Records excerpted from a collection:
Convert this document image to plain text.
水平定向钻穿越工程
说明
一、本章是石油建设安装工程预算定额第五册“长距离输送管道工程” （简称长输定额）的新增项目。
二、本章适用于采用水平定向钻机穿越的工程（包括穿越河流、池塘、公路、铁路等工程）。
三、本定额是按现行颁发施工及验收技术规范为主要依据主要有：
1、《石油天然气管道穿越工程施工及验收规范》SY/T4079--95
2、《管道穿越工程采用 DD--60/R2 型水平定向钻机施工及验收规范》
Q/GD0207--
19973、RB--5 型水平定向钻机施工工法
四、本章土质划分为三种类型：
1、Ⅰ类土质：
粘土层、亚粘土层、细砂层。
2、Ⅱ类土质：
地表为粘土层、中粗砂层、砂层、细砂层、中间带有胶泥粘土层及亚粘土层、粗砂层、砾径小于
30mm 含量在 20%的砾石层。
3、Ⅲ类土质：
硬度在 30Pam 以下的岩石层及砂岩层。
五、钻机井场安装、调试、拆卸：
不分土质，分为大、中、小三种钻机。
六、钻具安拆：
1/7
...
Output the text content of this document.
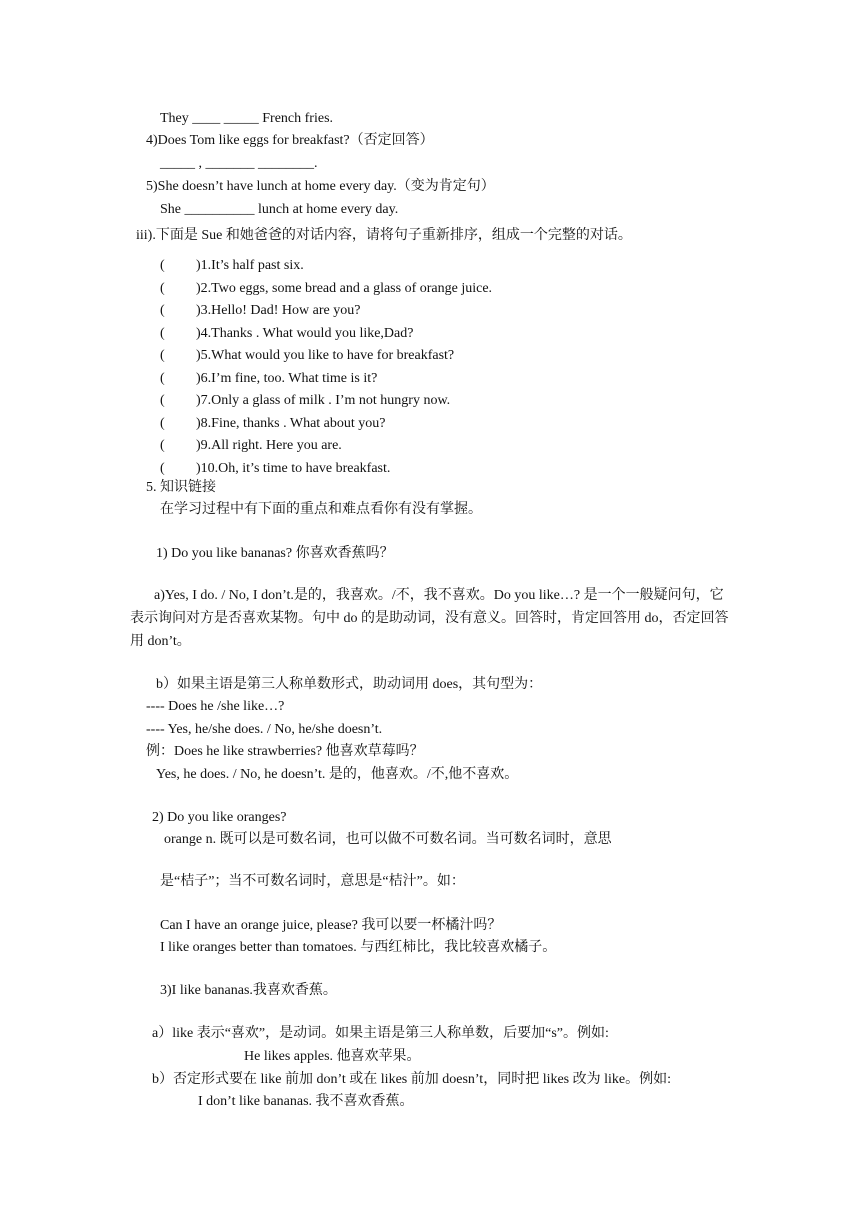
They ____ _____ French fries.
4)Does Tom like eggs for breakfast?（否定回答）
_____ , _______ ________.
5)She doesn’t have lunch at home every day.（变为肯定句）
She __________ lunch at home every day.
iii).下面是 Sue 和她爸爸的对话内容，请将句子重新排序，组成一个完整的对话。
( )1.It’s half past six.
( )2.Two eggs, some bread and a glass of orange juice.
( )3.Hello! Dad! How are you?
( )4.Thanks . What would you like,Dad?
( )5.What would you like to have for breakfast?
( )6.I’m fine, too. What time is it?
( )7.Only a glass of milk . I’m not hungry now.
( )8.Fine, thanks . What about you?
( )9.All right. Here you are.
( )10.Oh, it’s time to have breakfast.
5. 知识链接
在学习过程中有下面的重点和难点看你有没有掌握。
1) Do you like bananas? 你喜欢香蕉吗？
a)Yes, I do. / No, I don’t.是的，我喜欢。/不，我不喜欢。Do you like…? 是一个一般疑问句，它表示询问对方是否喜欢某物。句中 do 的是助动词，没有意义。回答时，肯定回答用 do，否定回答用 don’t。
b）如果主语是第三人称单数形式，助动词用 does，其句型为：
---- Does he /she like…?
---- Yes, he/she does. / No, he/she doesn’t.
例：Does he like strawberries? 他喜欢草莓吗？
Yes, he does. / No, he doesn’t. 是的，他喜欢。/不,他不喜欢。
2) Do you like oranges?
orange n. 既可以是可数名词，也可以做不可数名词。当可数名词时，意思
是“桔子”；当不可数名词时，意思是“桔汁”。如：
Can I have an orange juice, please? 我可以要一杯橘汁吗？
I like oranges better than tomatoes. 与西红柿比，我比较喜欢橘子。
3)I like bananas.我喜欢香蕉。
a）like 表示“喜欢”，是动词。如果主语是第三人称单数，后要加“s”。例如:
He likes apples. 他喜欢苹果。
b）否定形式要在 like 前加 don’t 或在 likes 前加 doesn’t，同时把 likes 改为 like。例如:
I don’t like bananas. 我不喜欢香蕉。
...
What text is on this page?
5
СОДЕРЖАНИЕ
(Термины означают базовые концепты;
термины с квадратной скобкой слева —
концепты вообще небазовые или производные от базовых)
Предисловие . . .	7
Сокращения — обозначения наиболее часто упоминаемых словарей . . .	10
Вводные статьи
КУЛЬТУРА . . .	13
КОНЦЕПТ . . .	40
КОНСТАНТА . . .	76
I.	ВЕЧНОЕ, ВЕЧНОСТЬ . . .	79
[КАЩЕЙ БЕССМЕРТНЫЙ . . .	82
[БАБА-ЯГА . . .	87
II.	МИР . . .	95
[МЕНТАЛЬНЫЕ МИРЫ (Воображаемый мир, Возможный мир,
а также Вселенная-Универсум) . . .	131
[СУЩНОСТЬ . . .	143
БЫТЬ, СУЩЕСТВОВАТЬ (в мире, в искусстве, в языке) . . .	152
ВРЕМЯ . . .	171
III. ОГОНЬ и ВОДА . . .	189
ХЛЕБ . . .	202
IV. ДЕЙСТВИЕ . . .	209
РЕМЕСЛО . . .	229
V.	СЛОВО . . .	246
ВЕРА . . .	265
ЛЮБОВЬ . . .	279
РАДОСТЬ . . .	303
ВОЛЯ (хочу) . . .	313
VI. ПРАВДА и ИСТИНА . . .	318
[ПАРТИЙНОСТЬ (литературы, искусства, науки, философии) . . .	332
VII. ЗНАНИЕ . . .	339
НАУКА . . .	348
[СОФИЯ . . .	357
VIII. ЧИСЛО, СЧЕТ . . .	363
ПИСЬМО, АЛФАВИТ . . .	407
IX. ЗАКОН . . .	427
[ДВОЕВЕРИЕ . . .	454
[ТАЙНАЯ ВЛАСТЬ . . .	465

> _TASK STATEMENT_
Go through the records and pull out each line that includes the word "концепты".

> _EXERCISE RESULT_
(Термины означают базовые концепты;
концепты вообще небазовые или производные от базовых)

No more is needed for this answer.